⟨

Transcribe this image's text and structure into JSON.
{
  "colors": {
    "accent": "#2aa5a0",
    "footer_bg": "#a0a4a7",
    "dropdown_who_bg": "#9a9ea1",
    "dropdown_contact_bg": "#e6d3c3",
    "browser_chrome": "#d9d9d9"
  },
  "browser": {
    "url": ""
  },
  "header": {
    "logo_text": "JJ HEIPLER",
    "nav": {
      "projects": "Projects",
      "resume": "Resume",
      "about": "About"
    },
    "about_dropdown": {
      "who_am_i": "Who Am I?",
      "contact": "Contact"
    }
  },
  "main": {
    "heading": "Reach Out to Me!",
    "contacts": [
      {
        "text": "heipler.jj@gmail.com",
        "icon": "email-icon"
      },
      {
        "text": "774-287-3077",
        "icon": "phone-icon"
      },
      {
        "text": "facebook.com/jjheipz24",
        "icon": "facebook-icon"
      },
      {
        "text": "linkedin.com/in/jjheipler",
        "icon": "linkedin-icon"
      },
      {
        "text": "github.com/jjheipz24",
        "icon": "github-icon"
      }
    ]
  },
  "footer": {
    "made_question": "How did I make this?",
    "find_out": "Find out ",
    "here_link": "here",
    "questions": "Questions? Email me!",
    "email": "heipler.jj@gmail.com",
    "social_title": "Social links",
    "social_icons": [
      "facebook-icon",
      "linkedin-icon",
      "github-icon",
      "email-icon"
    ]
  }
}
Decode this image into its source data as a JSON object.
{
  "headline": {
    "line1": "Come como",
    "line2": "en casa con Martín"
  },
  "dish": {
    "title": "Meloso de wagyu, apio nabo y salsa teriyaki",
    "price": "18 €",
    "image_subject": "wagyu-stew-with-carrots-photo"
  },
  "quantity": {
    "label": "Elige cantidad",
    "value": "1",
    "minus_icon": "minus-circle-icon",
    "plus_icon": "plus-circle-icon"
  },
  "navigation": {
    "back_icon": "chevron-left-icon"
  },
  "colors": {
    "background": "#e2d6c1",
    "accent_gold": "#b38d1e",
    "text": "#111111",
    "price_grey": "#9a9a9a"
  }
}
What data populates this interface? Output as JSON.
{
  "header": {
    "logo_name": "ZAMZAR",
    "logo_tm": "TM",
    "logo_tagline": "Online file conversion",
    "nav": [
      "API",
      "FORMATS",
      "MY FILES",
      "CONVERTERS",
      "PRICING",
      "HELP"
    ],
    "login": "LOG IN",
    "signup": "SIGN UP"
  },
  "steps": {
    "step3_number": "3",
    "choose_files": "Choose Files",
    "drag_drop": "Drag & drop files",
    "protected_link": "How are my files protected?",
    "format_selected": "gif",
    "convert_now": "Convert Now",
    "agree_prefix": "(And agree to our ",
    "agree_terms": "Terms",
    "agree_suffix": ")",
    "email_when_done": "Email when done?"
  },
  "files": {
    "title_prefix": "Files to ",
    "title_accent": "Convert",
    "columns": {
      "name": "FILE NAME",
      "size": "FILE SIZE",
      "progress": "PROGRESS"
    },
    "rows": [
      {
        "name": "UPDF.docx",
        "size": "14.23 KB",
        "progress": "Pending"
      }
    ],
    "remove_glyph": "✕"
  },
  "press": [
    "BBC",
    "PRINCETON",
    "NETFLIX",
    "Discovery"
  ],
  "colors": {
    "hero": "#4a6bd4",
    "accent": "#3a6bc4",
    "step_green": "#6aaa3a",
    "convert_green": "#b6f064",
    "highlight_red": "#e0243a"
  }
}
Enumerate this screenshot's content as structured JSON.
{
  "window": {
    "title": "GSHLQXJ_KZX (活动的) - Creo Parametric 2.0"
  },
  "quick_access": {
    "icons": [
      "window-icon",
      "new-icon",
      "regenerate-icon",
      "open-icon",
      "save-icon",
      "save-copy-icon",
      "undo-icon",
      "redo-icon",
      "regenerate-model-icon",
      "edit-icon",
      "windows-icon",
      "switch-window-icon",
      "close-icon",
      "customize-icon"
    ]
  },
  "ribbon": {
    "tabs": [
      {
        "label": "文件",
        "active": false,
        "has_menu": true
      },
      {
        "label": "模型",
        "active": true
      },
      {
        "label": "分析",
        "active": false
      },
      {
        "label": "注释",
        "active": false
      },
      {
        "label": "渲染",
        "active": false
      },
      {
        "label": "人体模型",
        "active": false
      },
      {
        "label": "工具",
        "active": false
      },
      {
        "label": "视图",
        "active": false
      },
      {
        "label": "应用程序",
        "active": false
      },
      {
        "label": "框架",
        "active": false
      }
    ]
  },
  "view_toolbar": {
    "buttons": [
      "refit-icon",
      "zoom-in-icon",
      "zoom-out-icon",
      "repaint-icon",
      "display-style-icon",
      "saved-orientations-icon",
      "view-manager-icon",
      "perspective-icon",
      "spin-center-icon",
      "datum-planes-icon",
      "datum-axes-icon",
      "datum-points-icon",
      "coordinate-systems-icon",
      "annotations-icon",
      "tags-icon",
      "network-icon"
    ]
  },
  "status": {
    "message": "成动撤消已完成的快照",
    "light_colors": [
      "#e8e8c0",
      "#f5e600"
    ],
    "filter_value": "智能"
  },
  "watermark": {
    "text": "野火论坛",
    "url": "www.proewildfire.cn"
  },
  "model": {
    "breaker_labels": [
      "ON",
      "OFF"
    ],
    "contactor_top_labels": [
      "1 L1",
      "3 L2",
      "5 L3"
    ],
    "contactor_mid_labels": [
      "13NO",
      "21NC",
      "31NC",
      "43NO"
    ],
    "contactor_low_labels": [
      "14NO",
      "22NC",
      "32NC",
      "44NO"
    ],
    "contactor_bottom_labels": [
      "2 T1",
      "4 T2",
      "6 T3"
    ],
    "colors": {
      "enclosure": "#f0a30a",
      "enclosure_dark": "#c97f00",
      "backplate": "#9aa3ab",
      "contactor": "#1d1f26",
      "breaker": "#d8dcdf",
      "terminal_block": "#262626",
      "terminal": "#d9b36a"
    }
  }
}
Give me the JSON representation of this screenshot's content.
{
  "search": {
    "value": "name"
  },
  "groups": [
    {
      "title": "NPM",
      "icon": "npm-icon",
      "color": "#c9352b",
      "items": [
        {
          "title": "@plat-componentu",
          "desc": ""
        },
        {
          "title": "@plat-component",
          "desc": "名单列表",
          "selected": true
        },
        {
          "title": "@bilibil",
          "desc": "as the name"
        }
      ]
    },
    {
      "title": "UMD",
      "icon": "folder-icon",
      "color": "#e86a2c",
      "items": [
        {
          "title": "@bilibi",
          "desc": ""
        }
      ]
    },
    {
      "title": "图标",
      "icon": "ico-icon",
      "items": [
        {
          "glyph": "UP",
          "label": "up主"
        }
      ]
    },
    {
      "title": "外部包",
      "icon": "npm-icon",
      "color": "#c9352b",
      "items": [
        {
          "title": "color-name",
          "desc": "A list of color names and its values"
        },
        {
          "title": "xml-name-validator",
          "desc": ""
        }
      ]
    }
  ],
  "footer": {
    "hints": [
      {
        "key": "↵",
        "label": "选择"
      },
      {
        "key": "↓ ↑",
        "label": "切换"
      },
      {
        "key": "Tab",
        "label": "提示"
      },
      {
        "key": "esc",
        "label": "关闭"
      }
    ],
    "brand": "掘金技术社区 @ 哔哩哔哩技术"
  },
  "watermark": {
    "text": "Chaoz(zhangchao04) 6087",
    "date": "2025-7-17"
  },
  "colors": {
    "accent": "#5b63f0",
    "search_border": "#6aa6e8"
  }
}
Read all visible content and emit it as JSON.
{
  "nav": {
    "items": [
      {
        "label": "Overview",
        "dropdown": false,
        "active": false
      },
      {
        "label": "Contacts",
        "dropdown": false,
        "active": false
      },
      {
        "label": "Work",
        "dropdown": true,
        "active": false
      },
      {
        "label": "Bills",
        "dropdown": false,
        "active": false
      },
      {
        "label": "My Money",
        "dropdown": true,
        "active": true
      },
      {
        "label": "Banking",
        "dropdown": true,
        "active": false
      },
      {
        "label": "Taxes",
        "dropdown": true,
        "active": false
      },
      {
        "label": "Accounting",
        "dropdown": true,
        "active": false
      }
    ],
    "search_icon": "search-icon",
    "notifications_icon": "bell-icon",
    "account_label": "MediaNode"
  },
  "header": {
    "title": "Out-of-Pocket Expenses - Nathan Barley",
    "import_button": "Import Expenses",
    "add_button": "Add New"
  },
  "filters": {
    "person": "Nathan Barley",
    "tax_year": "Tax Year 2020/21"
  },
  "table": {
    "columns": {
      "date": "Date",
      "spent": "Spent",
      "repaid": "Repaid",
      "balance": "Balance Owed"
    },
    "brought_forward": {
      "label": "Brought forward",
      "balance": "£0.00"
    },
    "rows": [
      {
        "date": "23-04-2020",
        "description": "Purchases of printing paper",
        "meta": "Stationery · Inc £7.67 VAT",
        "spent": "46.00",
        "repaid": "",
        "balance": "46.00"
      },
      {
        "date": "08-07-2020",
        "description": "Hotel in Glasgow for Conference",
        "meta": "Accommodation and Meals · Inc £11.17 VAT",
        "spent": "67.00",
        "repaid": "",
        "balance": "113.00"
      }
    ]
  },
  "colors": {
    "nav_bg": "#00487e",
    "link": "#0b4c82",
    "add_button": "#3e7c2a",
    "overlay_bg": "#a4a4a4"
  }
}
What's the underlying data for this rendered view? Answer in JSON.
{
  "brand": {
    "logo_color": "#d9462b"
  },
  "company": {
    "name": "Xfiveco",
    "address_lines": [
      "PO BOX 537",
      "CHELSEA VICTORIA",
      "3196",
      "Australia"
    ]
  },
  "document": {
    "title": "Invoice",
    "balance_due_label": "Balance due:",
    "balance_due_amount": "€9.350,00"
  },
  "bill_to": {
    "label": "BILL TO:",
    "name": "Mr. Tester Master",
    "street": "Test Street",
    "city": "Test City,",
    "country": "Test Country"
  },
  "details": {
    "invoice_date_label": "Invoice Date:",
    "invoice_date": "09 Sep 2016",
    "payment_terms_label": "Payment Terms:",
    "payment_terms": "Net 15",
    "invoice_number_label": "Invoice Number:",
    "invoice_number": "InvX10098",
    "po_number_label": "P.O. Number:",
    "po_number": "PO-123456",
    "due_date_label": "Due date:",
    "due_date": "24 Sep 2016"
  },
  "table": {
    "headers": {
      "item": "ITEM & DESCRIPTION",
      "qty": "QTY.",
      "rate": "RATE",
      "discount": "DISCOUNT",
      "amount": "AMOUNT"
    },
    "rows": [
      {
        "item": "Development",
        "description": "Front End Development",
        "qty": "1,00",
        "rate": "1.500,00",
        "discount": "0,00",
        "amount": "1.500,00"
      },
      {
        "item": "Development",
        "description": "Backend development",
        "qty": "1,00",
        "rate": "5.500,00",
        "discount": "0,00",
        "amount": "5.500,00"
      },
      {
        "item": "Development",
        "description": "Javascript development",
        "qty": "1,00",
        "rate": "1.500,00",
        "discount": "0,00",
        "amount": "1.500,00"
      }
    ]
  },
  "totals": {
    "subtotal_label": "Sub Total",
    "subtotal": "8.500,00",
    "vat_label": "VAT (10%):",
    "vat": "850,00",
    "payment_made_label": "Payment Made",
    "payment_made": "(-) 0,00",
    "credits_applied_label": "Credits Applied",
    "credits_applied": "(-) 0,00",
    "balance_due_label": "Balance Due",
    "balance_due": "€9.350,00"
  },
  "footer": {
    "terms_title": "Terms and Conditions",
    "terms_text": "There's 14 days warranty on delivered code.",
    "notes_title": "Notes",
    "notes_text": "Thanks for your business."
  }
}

⟩

→ Exercise details
From the data above, gather every line that includes the word "linkedin".

→ Answer to this problem
        "text": "linkedin.com/in/jjheipler",
        "icon": "linkedin-icon"
      "linkedin-icon",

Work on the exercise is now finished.